### REQUIREMENT
Look through the listing below and report how many lines contain "cable", as a bare number.

_ _ _ _ _ _ _

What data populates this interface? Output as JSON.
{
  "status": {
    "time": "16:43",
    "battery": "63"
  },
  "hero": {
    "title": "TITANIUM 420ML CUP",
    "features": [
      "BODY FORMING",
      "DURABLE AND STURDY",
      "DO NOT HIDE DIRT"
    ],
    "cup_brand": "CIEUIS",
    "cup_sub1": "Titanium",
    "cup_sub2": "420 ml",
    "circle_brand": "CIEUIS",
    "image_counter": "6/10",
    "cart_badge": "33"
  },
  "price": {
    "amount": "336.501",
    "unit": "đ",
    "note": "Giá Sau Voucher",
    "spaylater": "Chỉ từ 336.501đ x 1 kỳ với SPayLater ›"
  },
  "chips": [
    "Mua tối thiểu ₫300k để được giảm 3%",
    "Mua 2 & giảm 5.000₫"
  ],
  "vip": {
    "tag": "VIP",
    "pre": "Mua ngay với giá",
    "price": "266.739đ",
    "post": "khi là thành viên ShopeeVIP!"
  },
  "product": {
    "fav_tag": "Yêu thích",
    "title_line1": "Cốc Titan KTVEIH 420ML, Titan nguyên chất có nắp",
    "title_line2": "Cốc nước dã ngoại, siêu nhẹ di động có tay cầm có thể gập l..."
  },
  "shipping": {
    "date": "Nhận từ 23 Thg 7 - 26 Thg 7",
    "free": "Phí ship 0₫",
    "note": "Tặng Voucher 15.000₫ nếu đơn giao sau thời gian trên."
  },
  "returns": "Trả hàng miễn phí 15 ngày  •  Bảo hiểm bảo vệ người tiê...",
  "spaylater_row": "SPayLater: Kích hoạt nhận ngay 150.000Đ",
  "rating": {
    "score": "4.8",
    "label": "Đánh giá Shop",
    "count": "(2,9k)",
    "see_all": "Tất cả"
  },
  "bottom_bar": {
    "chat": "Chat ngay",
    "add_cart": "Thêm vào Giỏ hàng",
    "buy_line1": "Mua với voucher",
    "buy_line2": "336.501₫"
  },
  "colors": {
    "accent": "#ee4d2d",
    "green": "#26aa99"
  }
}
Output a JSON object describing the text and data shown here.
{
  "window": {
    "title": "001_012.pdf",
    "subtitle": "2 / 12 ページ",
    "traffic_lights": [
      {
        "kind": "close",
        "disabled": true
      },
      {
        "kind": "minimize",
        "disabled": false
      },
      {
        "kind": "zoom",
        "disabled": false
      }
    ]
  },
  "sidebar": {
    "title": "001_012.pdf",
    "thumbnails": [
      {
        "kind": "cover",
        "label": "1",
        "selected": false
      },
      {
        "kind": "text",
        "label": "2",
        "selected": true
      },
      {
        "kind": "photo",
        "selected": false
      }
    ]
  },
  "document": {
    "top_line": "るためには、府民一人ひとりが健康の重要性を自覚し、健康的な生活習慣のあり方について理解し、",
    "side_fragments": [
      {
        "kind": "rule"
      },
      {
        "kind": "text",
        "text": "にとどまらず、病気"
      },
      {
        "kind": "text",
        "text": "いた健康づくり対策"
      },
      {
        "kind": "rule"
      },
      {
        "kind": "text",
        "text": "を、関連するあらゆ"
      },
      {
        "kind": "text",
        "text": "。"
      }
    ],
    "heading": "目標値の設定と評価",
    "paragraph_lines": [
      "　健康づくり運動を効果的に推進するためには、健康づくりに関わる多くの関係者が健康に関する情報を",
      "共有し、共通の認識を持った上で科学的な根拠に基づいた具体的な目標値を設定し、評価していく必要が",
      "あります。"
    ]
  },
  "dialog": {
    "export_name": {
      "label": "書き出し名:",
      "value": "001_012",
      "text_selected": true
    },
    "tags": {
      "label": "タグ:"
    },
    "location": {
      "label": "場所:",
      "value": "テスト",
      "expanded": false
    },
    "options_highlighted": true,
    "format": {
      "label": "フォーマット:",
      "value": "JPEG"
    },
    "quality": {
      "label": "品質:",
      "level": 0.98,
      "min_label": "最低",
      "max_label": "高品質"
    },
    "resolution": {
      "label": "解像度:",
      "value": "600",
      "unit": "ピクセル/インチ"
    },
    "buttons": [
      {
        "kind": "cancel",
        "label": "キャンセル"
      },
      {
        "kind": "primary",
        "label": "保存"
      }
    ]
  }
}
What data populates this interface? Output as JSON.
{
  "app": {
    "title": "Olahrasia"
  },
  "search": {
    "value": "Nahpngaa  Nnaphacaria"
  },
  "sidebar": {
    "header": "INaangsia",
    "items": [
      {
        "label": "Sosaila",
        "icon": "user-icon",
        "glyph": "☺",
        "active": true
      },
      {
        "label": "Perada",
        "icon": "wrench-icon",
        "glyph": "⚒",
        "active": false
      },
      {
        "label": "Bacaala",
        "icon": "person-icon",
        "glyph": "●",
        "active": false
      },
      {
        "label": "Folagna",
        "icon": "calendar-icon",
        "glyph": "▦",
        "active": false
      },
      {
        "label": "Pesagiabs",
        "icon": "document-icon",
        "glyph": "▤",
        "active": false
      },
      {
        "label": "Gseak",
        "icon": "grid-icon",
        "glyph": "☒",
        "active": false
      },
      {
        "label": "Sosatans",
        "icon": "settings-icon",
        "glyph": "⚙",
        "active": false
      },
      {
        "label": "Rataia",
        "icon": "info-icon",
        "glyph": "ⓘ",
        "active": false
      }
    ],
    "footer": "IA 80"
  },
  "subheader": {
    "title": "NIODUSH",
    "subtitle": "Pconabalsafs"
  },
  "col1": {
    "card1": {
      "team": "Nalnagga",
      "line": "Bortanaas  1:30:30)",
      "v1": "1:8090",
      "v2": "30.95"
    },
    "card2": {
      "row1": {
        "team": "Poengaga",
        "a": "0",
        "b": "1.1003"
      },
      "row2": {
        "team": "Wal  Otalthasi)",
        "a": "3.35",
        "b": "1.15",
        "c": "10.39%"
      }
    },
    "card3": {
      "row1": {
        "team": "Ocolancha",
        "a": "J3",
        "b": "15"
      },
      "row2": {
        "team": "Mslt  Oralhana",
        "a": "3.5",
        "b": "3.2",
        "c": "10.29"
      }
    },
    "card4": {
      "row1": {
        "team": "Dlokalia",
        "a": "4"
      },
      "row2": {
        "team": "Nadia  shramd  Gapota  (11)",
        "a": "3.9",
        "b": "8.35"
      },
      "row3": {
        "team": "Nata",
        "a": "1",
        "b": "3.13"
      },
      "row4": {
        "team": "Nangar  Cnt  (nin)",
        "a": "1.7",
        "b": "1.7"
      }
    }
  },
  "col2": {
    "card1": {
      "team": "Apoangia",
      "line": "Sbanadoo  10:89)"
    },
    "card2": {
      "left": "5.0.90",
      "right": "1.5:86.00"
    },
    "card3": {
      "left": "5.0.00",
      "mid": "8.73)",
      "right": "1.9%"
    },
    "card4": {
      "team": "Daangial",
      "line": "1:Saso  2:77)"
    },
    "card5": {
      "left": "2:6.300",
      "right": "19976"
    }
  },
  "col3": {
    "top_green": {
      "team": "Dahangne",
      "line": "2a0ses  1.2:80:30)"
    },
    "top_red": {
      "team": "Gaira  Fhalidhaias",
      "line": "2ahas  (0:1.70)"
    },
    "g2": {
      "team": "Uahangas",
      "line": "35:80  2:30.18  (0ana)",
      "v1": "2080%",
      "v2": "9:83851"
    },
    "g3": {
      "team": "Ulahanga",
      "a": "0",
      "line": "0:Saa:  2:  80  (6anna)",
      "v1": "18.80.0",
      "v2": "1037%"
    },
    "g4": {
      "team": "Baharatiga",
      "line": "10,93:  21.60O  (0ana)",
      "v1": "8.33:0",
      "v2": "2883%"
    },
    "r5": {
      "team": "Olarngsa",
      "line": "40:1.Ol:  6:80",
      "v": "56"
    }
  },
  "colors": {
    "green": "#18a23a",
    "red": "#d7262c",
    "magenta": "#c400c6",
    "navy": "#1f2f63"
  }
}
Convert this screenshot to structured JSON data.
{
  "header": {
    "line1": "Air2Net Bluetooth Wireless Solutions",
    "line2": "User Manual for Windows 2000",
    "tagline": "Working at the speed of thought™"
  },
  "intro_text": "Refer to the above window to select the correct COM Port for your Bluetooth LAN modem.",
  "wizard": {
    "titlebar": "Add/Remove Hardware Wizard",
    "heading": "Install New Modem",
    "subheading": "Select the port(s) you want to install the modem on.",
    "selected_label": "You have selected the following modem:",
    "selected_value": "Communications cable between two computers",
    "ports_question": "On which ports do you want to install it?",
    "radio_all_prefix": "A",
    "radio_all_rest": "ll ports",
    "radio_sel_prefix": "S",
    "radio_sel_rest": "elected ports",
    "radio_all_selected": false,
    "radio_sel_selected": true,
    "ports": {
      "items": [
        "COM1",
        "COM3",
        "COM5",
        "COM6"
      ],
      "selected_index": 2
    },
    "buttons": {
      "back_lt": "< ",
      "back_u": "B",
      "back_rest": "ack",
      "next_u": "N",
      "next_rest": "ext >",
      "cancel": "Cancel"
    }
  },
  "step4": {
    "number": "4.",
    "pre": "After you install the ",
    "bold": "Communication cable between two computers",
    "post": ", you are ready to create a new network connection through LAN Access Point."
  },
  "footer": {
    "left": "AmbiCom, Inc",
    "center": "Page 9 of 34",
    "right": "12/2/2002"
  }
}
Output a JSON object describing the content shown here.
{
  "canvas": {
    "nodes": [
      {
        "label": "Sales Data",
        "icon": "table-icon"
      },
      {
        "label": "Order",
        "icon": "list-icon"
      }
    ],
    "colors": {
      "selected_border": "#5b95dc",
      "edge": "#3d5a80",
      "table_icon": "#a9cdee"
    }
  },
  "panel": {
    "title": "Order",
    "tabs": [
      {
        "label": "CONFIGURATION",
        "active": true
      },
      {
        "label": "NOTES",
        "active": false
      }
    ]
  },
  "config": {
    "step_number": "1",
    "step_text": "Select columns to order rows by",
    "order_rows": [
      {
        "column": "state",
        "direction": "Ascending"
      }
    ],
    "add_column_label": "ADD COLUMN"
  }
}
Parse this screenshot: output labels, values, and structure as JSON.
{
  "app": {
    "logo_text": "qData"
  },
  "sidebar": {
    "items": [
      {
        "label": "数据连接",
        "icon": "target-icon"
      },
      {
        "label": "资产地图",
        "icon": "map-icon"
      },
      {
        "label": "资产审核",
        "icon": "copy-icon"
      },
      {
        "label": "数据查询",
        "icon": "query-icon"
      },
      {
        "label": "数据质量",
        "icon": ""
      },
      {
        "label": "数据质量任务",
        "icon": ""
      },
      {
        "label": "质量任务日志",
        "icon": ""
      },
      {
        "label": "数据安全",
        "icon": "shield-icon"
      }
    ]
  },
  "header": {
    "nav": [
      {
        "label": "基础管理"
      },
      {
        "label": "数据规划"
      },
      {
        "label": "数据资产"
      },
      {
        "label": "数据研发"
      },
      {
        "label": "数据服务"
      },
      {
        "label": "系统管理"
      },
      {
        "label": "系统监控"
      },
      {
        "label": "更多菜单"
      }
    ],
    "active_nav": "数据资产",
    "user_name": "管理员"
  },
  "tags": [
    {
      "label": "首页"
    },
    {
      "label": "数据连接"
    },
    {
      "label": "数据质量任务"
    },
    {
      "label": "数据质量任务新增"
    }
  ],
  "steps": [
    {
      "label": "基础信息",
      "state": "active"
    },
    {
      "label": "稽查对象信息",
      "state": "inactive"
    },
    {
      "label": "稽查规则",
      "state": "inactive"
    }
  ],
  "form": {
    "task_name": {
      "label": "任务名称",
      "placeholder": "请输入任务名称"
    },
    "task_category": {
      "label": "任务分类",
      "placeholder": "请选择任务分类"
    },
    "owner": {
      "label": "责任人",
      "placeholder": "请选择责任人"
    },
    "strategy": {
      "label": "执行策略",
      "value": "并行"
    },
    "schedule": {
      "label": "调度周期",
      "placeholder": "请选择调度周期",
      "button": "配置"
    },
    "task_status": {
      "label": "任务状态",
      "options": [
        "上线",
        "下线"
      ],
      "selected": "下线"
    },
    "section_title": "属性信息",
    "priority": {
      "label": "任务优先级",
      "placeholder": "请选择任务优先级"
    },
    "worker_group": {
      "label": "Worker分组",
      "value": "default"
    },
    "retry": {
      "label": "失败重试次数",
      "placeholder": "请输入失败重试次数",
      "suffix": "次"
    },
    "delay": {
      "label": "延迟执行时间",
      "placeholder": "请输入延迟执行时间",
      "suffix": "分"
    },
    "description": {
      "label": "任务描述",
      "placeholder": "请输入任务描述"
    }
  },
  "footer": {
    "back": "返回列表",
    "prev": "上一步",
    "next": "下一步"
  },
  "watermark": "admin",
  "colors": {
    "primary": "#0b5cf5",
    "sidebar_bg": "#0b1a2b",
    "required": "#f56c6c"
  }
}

_ _ _ _ _ _ _

### EXERCISE RESULT
2